**Stored items**:
=====
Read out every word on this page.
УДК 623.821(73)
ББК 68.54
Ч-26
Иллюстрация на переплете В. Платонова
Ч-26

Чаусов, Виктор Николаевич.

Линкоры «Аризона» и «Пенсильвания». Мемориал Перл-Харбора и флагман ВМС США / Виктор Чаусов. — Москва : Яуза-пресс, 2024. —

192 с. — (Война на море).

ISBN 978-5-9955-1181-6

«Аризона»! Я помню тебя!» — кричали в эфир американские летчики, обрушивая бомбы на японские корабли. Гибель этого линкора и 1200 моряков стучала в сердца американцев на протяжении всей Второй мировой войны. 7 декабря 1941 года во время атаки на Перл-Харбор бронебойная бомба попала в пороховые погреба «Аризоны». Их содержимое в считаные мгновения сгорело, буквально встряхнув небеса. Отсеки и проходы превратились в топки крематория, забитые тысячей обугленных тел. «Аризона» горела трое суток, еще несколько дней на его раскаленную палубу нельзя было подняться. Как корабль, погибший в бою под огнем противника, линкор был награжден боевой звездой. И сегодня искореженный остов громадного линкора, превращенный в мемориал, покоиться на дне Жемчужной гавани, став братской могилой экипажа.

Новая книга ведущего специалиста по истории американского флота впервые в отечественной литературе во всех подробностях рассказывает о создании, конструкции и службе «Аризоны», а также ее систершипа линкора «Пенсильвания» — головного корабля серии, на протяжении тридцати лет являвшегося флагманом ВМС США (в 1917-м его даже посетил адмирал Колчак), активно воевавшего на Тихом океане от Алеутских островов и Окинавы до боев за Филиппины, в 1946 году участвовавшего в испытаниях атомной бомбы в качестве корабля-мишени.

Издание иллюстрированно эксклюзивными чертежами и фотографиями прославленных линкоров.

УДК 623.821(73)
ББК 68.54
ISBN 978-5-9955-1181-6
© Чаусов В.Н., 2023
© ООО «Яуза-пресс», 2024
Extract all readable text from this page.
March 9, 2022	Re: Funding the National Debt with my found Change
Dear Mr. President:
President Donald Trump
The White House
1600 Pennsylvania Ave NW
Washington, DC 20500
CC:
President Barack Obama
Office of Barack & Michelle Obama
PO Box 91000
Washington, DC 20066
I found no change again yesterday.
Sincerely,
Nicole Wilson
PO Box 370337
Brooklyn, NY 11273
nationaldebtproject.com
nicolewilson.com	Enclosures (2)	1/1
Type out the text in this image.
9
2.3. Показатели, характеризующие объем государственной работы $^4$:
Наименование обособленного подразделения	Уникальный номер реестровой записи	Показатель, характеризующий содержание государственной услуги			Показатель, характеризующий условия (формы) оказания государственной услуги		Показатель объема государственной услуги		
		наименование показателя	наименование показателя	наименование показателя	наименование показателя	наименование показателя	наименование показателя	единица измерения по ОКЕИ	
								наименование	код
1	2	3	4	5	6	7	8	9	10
=====
**Task goal**:
Exactly reproduce every line of the records.

**Exercise solution**:
Read out every word on this page.
УДК 623.821(73)
ББК 68.54
Ч-26
Иллюстрация на переплете В. Платонова
Ч-26

Чаусов, Виктор Николаевич.

Линкоры «Аризона» и «Пенсильвания». Мемориал Перл-Харбора и флагман ВМС США / Виктор Чаусов. — Москва : Яуза-пресс, 2024. —

192 с. — (Война на море).

ISBN 978-5-9955-1181-6

«Аризона»! Я помню тебя!» — кричали в эфир американские летчики, обрушивая бомбы на японские корабли. Гибель этого линкора и 1200 моряков стучала в сердца американцев на протяжении всей Второй мировой войны. 7 декабря 1941 года во время атаки на Перл-Харбор бронебойная бомба попала в пороховые погреба «Аризоны». Их содержимое в считаные мгновения сгорело, буквально встряхнув небеса. Отсеки и проходы превратились в топки крематория, забитые тысячей обугленных тел. «Аризона» горела трое суток, еще несколько дней на его раскаленную палубу нельзя было подняться. Как корабль, погибший в бою под огнем противника, линкор был награжден боевой звездой. И сегодня искореженный остов громадного линкора, превращенный в мемориал, покоиться на дне Жемчужной гавани, став братской могилой экипажа.

Новая книга ведущего специалиста по истории американского флота впервые в отечественной литературе во всех подробностях рассказывает о создании, конструкции и службе «Аризоны», а также ее систершипа линкора «Пенсильвания» — головного корабля серии, на протяжении тридцати лет являвшегося флагманом ВМС США (в 1917-м его даже посетил адмирал Колчак), активно воевавшего на Тихом океане от Алеутских островов и Окинавы до боев за Филиппины, в 1946 году участвовавшего в испытаниях атомной бомбы в качестве корабля-мишени.

Издание иллюстрированно эксклюзивными чертежами и фотографиями прославленных линкоров.

УДК 623.821(73)
ББК 68.54
ISBN 978-5-9955-1181-6
© Чаусов В.Н., 2023
© ООО «Яуза-пресс», 2024
Extract all readable text from this page.
March 9, 2022	Re: Funding the National Debt with my found Change
Dear Mr. President:
President Donald Trump
The White House
1600 Pennsylvania Ave NW
Washington, DC 20500
CC:
President Barack Obama
Office of Barack & Michelle Obama
PO Box 91000
Washington, DC 20066
I found no change again yesterday.
Sincerely,
Nicole Wilson
PO Box 370337
Brooklyn, NY 11273
nationaldebtproject.com
nicolewilson.com	Enclosures (2)	1/1
Type out the text in this image.
9
2.3. Показатели, характеризующие объем государственной работы $^4$:
Наименование обособленного подразделения	Уникальный номер реестровой записи	Показатель, характеризующий содержание государственной услуги			Показатель, характеризующий условия (формы) оказания государственной услуги		Показатель объема государственной услуги		
		наименование показателя	наименование показателя	наименование показателя	наименование показателя	наименование показателя	наименование показателя	единица измерения по ОКЕИ	
								наименование	код
1	2	3	4	5	6	7	8	9	10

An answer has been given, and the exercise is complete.